• [What is required] Write every line of the material out exactly as shown.

• [Data supplied]
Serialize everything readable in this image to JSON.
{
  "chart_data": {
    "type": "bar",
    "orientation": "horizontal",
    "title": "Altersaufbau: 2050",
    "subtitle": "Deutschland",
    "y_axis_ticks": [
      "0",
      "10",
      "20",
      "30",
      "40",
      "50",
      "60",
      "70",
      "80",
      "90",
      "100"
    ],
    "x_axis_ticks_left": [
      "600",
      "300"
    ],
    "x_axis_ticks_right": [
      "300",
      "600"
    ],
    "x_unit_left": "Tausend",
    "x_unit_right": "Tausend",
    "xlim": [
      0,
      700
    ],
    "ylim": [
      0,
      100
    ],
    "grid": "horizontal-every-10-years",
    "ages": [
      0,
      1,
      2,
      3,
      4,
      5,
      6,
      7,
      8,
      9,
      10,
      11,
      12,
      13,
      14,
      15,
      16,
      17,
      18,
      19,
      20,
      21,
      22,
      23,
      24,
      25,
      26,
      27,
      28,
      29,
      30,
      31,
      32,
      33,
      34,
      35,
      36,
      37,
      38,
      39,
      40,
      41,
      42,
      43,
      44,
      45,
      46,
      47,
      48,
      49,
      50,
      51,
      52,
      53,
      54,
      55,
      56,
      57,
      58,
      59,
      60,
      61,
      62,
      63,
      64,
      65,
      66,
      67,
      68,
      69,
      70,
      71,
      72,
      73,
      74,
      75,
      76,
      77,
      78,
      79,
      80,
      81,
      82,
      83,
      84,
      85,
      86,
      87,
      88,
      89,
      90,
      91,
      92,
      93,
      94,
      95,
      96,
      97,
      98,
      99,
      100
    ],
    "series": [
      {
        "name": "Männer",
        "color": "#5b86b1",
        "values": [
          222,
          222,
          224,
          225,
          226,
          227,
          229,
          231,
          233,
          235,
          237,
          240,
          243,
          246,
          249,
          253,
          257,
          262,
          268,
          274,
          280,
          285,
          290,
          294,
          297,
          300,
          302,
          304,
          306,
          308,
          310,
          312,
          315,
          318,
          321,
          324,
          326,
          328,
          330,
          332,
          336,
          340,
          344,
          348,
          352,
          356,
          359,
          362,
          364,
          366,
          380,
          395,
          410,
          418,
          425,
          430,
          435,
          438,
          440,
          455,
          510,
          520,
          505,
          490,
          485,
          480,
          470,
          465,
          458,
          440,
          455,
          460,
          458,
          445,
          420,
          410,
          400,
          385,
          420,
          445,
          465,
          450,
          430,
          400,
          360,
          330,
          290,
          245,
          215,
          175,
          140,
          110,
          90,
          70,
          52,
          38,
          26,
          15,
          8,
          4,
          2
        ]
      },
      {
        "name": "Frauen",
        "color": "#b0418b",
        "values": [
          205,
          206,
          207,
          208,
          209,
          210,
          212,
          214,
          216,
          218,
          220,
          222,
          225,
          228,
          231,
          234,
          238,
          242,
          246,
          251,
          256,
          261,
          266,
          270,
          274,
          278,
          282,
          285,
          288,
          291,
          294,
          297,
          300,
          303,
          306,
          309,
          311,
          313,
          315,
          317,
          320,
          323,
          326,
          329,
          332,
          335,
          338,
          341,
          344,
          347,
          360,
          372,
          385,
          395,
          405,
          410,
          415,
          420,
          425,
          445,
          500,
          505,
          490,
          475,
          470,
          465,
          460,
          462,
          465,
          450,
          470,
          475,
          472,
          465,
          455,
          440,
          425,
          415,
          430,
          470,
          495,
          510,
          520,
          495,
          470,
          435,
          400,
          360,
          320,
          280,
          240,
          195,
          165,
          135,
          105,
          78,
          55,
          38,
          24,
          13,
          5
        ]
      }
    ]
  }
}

• [Solved problem]
Serialize everything readable in this image to JSON.
{
  "chart_data": {
    "type": "bar",
    "orientation": "horizontal",
    "title": "Altersaufbau: 2050",
    "subtitle": "Deutschland",
    "y_axis_ticks": [
      "0",
      "10",
      "20",
      "30",
      "40",
      "50",
      "60",
      "70",
      "80",
      "90",
      "100"
    ],
    "x_axis_ticks_left": [
      "600",
      "300"
    ],
    "x_axis_ticks_right": [
      "300",
      "600"
    ],
    "x_unit_left": "Tausend",
    "x_unit_right": "Tausend",
    "xlim": [
      0,
      700
    ],
    "ylim": [
      0,
      100
    ],
    "grid": "horizontal-every-10-years",
    "ages": [
      0,
      1,
      2,
      3,
      4,
      5,
      6,
      7,
      8,
      9,
      10,
      11,
      12,
      13,
      14,
      15,
      16,
      17,
      18,
      19,
      20,
      21,
      22,
      23,
      24,
      25,
      26,
      27,
      28,
      29,
      30,
      31,
      32,
      33,
      34,
      35,
      36,
      37,
      38,
      39,
      40,
      41,
      42,
      43,
      44,
      45,
      46,
      47,
      48,
      49,
      50,
      51,
      52,
      53,
      54,
      55,
      56,
      57,
      58,
      59,
      60,
      61,
      62,
      63,
      64,
      65,
      66,
      67,
      68,
      69,
      70,
      71,
      72,
      73,
      74,
      75,
      76,
      77,
      78,
      79,
      80,
      81,
      82,
      83,
      84,
      85,
      86,
      87,
      88,
      89,
      90,
      91,
      92,
      93,
      94,
      95,
      96,
      97,
      98,
      99,
      100
    ],
    "series": [
      {
        "name": "Männer",
        "color": "#5b86b1",
        "values": [
          222,
          222,
          224,
          225,
          226,
          227,
          229,
          231,
          233,
          235,
          237,
          240,
          243,
          246,
          249,
          253,
          257,
          262,
          268,
          274,
          280,
          285,
          290,
          294,
          297,
          300,
          302,
          304,
          306,
          308,
          310,
          312,
          315,
          318,
          321,
          324,
          326,
          328,
          330,
          332,
          336,
          340,
          344,
          348,
          352,
          356,
          359,
          362,
          364,
          366,
          380,
          395,
          410,
          418,
          425,
          430,
          435,
          438,
          440,
          455,
          510,
          520,
          505,
          490,
          485,
          480,
          470,
          465,
          458,
          440,
          455,
          460,
          458,
          445,
          420,
          410,
          400,
          385,
          420,
          445,
          465,
          450,
          430,
          400,
          360,
          330,
          290,
          245,
          215,
          175,
          140,
          110,
          90,
          70,
          52,
          38,
          26,
          15,
          8,
          4,
          2
        ]
      },
      {
        "name": "Frauen",
        "color": "#b0418b",
        "values": [
          205,
          206,
          207,
          208,
          209,
          210,
          212,
          214,
          216,
          218,
          220,
          222,
          225,
          228,
          231,
          234,
          238,
          242,
          246,
          251,
          256,
          261,
          266,
          270,
          274,
          278,
          282,
          285,
          288,
          291,
          294,
          297,
          300,
          303,
          306,
          309,
          311,
          313,
          315,
          317,
          320,
          323,
          326,
          329,
          332,
          335,
          338,
          341,
          344,
          347,
          360,
          372,
          385,
          395,
          405,
          410,
          415,
          420,
          425,
          445,
          500,
          505,
          490,
          475,
          470,
          465,
          460,
          462,
          465,
          450,
          470,
          475,
          472,
          465,
          455,
          440,
          425,
          415,
          430,
          470,
          495,
          510,
          520,
          495,
          470,
          435,
          400,
          360,
          320,
          280,
          240,
          195,
          165,
          135,
          105,
          78,
          55,
          38,
          24,
          13,
          5
        ]
      }
    ]
  }
}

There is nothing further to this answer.